* Start MATERIAL SHOWN *

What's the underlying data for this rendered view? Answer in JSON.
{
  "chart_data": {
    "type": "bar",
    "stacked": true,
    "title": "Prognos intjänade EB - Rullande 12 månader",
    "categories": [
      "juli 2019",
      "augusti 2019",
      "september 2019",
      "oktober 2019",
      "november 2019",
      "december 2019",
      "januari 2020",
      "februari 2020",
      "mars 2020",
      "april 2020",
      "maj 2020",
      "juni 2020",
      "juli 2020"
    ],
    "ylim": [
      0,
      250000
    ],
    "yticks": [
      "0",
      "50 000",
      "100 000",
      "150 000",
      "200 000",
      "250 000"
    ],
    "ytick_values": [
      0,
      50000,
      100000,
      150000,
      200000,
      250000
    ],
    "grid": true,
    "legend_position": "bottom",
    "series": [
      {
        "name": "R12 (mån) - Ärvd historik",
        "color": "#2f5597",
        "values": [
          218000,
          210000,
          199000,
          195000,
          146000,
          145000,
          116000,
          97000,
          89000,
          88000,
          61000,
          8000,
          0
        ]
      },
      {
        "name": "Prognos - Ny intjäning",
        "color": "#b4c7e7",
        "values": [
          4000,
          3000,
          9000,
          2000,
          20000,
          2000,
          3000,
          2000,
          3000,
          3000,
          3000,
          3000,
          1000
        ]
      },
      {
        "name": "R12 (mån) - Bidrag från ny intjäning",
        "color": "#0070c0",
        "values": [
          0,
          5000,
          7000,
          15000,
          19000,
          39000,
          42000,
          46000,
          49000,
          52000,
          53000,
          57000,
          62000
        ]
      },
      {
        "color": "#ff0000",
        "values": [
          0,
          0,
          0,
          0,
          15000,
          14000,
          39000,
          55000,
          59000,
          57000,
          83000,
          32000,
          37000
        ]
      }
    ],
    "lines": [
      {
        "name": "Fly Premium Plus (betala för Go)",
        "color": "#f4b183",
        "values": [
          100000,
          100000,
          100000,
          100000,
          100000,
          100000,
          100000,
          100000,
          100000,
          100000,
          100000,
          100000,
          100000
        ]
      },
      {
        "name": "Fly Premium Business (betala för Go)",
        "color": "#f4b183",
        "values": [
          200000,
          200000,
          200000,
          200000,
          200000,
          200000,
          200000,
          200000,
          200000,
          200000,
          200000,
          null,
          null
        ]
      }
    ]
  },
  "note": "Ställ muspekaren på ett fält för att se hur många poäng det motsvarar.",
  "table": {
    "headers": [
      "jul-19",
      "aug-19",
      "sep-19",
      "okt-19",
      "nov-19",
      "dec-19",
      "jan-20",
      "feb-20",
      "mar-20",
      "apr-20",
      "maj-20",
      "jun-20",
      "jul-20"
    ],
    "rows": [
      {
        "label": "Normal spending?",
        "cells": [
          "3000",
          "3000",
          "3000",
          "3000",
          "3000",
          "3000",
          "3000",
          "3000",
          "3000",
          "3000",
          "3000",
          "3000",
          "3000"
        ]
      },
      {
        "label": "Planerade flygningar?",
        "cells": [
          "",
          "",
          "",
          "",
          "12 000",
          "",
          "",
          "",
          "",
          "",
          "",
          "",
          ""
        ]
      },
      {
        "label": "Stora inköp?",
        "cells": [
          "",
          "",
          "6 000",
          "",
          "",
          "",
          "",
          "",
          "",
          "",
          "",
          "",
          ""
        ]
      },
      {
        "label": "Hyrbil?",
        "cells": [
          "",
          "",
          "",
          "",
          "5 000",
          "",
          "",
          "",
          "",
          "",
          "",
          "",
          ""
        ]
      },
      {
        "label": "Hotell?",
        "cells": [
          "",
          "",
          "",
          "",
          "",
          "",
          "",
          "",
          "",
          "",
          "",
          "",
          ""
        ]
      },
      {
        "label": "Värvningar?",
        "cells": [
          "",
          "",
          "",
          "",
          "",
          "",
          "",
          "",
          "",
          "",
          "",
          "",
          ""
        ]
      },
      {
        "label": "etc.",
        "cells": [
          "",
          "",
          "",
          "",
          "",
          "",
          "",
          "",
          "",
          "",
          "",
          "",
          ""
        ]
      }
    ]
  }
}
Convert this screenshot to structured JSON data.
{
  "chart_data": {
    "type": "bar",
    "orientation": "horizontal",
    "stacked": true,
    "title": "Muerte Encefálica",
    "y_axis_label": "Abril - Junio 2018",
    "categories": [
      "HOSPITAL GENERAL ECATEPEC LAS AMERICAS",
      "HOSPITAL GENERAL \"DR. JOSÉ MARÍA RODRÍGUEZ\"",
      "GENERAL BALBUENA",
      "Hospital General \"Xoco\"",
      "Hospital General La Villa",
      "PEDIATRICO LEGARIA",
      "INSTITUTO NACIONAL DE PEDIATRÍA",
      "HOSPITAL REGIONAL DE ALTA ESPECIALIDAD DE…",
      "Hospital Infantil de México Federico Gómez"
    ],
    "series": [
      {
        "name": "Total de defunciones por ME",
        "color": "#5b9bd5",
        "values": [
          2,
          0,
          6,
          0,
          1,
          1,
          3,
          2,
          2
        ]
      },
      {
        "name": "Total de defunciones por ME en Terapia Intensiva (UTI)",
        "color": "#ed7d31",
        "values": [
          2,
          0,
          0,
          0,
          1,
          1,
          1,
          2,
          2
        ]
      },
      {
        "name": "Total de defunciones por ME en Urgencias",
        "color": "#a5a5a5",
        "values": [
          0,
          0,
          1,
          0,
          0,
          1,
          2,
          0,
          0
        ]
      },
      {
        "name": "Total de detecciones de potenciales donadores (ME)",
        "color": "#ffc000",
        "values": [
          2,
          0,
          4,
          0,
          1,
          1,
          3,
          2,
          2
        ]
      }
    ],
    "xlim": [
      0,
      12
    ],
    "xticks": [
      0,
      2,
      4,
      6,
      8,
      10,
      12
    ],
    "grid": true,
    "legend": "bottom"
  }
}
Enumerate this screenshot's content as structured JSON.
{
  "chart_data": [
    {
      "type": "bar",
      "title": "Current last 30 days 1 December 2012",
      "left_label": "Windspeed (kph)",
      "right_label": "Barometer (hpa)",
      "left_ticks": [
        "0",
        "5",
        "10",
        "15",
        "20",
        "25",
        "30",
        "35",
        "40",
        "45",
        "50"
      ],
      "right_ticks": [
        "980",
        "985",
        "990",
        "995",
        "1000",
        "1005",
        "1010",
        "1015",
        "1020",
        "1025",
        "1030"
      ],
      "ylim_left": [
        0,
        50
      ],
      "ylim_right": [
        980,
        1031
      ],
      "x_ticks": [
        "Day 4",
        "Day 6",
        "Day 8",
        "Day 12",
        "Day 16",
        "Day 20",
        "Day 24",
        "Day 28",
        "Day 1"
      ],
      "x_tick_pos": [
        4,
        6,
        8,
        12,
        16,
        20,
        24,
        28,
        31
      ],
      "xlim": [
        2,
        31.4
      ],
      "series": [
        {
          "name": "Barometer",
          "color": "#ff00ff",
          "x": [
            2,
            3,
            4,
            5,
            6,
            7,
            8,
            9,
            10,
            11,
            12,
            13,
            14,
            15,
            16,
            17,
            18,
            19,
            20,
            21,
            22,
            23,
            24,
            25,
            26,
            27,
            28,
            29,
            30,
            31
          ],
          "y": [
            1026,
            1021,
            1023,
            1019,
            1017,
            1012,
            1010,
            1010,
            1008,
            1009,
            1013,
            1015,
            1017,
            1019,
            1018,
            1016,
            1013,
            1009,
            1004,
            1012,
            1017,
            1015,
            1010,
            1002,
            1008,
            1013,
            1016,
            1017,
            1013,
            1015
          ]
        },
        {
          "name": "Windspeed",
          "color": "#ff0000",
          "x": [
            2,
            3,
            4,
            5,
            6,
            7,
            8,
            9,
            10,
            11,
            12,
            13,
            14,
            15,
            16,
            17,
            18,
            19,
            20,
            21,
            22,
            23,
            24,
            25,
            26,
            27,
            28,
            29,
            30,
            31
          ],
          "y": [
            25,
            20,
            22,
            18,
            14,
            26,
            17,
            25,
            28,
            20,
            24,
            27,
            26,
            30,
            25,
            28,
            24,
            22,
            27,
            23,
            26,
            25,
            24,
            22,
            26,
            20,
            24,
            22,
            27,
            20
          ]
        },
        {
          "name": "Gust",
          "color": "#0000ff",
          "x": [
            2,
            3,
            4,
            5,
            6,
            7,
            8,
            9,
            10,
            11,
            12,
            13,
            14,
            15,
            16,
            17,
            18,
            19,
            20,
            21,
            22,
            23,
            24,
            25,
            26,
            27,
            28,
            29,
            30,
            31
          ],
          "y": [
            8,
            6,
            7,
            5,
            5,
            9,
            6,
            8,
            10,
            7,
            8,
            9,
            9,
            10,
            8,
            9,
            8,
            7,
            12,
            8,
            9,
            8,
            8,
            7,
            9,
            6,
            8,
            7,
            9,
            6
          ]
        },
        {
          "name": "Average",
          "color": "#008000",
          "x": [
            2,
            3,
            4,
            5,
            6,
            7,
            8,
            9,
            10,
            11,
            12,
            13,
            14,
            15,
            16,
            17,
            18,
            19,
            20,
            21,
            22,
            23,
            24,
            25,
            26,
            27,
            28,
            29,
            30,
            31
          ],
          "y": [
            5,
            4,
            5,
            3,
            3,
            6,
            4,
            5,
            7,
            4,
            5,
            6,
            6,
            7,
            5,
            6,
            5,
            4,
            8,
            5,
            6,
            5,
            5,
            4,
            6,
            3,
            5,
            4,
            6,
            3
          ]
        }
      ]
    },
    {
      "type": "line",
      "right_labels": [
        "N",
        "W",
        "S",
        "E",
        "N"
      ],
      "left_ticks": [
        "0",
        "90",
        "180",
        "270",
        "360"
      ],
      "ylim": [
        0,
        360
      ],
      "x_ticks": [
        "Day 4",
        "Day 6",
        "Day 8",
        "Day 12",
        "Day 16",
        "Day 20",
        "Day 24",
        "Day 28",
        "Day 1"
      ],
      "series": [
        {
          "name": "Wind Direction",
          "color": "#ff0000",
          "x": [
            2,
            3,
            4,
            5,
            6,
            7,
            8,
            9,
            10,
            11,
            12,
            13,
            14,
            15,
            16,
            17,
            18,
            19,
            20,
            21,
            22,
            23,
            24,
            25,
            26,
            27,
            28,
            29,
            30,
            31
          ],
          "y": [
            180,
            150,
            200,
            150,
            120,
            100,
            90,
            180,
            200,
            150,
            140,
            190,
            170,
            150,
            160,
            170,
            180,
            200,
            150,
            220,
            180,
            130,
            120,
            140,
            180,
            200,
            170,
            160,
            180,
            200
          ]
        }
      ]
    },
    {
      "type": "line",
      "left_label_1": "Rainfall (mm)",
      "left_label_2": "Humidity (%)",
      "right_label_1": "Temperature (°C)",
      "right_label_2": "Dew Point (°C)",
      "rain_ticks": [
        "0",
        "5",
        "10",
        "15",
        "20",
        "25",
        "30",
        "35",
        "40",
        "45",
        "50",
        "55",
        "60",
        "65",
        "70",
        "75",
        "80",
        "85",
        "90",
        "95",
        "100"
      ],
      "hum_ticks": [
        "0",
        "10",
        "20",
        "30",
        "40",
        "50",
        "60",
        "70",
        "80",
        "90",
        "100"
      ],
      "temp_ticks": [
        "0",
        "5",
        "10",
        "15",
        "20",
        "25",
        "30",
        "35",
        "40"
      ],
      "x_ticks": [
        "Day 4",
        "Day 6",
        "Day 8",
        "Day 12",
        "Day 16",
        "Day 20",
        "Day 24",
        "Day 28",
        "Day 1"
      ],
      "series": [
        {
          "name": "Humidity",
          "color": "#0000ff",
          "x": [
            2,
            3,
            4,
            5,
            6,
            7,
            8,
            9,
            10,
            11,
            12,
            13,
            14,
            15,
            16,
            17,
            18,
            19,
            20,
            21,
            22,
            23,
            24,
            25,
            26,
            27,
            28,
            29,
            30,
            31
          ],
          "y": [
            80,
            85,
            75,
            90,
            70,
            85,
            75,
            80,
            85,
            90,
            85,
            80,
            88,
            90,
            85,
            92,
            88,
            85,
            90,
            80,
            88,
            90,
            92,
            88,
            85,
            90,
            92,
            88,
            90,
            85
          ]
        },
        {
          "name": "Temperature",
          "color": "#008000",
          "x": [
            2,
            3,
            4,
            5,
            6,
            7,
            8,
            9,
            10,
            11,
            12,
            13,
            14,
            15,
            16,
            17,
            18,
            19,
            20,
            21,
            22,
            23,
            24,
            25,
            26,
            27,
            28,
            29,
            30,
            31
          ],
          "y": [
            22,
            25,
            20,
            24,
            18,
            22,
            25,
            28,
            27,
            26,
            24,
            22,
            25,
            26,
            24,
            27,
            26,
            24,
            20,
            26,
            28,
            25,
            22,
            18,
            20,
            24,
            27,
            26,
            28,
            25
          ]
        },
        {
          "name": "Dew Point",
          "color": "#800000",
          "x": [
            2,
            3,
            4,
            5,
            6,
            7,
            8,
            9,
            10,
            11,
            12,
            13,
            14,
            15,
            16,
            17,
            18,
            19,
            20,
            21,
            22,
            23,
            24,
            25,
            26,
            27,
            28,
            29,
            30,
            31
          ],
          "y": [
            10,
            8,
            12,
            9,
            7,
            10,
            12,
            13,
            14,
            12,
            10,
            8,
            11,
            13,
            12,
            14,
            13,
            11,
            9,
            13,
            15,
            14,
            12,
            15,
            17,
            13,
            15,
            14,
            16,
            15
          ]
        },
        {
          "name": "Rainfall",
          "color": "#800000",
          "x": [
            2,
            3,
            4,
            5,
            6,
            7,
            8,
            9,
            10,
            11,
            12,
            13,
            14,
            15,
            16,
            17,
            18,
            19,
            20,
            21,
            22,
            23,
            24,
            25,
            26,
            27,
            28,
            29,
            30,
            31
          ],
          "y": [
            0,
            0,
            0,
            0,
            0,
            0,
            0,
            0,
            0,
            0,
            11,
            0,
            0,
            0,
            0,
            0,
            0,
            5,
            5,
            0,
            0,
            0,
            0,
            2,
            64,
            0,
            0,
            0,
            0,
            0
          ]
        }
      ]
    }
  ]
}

* End MATERIAL SHOWN *

In the material above, how many lines hold the word "Prognos"? Say only the number.

THE RESPONSE →
2